= Data for this exercise =
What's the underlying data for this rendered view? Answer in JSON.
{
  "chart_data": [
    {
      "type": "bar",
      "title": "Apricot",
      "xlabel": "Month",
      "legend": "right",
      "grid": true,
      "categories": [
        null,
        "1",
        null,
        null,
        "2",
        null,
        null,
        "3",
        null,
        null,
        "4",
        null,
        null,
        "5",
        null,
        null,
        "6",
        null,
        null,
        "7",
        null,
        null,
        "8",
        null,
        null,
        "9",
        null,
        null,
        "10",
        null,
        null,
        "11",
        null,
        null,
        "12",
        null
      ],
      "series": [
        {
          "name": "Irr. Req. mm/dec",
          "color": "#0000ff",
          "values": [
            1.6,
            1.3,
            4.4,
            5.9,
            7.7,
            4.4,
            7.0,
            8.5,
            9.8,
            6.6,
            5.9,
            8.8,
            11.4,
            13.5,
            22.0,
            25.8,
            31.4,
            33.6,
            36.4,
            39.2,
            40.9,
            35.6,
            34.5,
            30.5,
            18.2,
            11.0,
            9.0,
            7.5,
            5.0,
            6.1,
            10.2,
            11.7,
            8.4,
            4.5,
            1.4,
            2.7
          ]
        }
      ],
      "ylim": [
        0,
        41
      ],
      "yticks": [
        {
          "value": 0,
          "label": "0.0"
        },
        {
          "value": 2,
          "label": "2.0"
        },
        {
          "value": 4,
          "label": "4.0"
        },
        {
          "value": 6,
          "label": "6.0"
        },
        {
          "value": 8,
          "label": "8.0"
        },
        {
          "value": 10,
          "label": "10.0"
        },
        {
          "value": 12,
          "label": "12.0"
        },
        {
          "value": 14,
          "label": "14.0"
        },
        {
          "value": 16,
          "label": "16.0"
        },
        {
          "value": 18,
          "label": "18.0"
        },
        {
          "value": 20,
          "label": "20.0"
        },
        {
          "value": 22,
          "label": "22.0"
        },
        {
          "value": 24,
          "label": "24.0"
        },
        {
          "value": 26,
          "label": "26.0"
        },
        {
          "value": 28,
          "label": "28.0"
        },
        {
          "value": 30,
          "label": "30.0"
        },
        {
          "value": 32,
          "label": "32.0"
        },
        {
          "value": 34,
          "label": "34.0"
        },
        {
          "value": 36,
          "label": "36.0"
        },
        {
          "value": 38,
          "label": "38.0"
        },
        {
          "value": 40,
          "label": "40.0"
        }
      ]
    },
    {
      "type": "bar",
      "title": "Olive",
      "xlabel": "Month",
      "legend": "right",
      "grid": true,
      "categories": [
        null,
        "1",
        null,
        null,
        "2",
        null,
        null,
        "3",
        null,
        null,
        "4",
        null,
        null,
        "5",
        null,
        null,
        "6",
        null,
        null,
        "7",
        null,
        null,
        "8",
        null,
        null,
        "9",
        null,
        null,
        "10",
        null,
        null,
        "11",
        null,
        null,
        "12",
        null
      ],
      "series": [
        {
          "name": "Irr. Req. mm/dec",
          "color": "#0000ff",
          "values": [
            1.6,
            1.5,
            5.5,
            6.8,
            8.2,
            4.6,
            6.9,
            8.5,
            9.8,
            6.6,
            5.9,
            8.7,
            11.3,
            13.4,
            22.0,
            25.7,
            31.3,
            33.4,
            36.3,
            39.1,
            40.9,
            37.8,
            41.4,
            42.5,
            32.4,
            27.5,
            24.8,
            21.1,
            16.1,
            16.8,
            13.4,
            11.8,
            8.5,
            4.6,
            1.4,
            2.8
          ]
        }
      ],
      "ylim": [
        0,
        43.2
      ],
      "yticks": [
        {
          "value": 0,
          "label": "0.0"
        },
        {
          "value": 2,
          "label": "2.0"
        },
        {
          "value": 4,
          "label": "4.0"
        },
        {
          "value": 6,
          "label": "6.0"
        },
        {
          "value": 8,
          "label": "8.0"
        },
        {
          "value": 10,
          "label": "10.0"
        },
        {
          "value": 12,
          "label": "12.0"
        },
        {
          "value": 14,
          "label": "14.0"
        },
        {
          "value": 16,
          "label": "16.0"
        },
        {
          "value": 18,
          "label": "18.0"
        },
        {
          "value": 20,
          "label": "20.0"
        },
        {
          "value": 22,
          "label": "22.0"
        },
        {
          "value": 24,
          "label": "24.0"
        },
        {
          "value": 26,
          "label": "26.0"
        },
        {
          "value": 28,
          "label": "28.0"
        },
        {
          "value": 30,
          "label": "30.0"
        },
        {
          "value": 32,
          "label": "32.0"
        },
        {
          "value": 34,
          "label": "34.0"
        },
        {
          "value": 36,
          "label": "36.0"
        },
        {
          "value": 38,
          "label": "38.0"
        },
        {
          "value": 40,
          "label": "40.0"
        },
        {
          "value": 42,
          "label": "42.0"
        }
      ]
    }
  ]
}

= What to work on =
Copy the data above in full, character for character.

= Exercise result =
What's the underlying data for this rendered view? Answer in JSON.
{
  "chart_data": [
    {
      "type": "bar",
      "title": "Apricot",
      "xlabel": "Month",
      "legend": "right",
      "grid": true,
      "categories": [
        null,
        "1",
        null,
        null,
        "2",
        null,
        null,
        "3",
        null,
        null,
        "4",
        null,
        null,
        "5",
        null,
        null,
        "6",
        null,
        null,
        "7",
        null,
        null,
        "8",
        null,
        null,
        "9",
        null,
        null,
        "10",
        null,
        null,
        "11",
        null,
        null,
        "12",
        null
      ],
      "series": [
        {
          "name": "Irr. Req. mm/dec",
          "color": "#0000ff",
          "values": [
            1.6,
            1.3,
            4.4,
            5.9,
            7.7,
            4.4,
            7.0,
            8.5,
            9.8,
            6.6,
            5.9,
            8.8,
            11.4,
            13.5,
            22.0,
            25.8,
            31.4,
            33.6,
            36.4,
            39.2,
            40.9,
            35.6,
            34.5,
            30.5,
            18.2,
            11.0,
            9.0,
            7.5,
            5.0,
            6.1,
            10.2,
            11.7,
            8.4,
            4.5,
            1.4,
            2.7
          ]
        }
      ],
      "ylim": [
        0,
        41
      ],
      "yticks": [
        {
          "value": 0,
          "label": "0.0"
        },
        {
          "value": 2,
          "label": "2.0"
        },
        {
          "value": 4,
          "label": "4.0"
        },
        {
          "value": 6,
          "label": "6.0"
        },
        {
          "value": 8,
          "label": "8.0"
        },
        {
          "value": 10,
          "label": "10.0"
        },
        {
          "value": 12,
          "label": "12.0"
        },
        {
          "value": 14,
          "label": "14.0"
        },
        {
          "value": 16,
          "label": "16.0"
        },
        {
          "value": 18,
          "label": "18.0"
        },
        {
          "value": 20,
          "label": "20.0"
        },
        {
          "value": 22,
          "label": "22.0"
        },
        {
          "value": 24,
          "label": "24.0"
        },
        {
          "value": 26,
          "label": "26.0"
        },
        {
          "value": 28,
          "label": "28.0"
        },
        {
          "value": 30,
          "label": "30.0"
        },
        {
          "value": 32,
          "label": "32.0"
        },
        {
          "value": 34,
          "label": "34.0"
        },
        {
          "value": 36,
          "label": "36.0"
        },
        {
          "value": 38,
          "label": "38.0"
        },
        {
          "value": 40,
          "label": "40.0"
        }
      ]
    },
    {
      "type": "bar",
      "title": "Olive",
      "xlabel": "Month",
      "legend": "right",
      "grid": true,
      "categories": [
        null,
        "1",
        null,
        null,
        "2",
        null,
        null,
        "3",
        null,
        null,
        "4",
        null,
        null,
        "5",
        null,
        null,
        "6",
        null,
        null,
        "7",
        null,
        null,
        "8",
        null,
        null,
        "9",
        null,
        null,
        "10",
        null,
        null,
        "11",
        null,
        null,
        "12",
        null
      ],
      "series": [
        {
          "name": "Irr. Req. mm/dec",
          "color": "#0000ff",
          "values": [
            1.6,
            1.5,
            5.5,
            6.8,
            8.2,
            4.6,
            6.9,
            8.5,
            9.8,
            6.6,
            5.9,
            8.7,
            11.3,
            13.4,
            22.0,
            25.7,
            31.3,
            33.4,
            36.3,
            39.1,
            40.9,
            37.8,
            41.4,
            42.5,
            32.4,
            27.5,
            24.8,
            21.1,
            16.1,
            16.8,
            13.4,
            11.8,
            8.5,
            4.6,
            1.4,
            2.8
          ]
        }
      ],
      "ylim": [
        0,
        43.2
      ],
      "yticks": [
        {
          "value": 0,
          "label": "0.0"
        },
        {
          "value": 2,
          "label": "2.0"
        },
        {
          "value": 4,
          "label": "4.0"
        },
        {
          "value": 6,
          "label": "6.0"
        },
        {
          "value": 8,
          "label": "8.0"
        },
        {
          "value": 10,
          "label": "10.0"
        },
        {
          "value": 12,
          "label": "12.0"
        },
        {
          "value": 14,
          "label": "14.0"
        },
        {
          "value": 16,
          "label": "16.0"
        },
        {
          "value": 18,
          "label": "18.0"
        },
        {
          "value": 20,
          "label": "20.0"
        },
        {
          "value": 22,
          "label": "22.0"
        },
        {
          "value": 24,
          "label": "24.0"
        },
        {
          "value": 26,
          "label": "26.0"
        },
        {
          "value": 28,
          "label": "28.0"
        },
        {
          "value": 30,
          "label": "30.0"
        },
        {
          "value": 32,
          "label": "32.0"
        },
        {
          "value": 34,
          "label": "34.0"
        },
        {
          "value": 36,
          "label": "36.0"
        },
        {
          "value": 38,
          "label": "38.0"
        },
        {
          "value": 40,
          "label": "40.0"
        },
        {
          "value": 42,
          "label": "42.0"
        }
      ]
    }
  ]
}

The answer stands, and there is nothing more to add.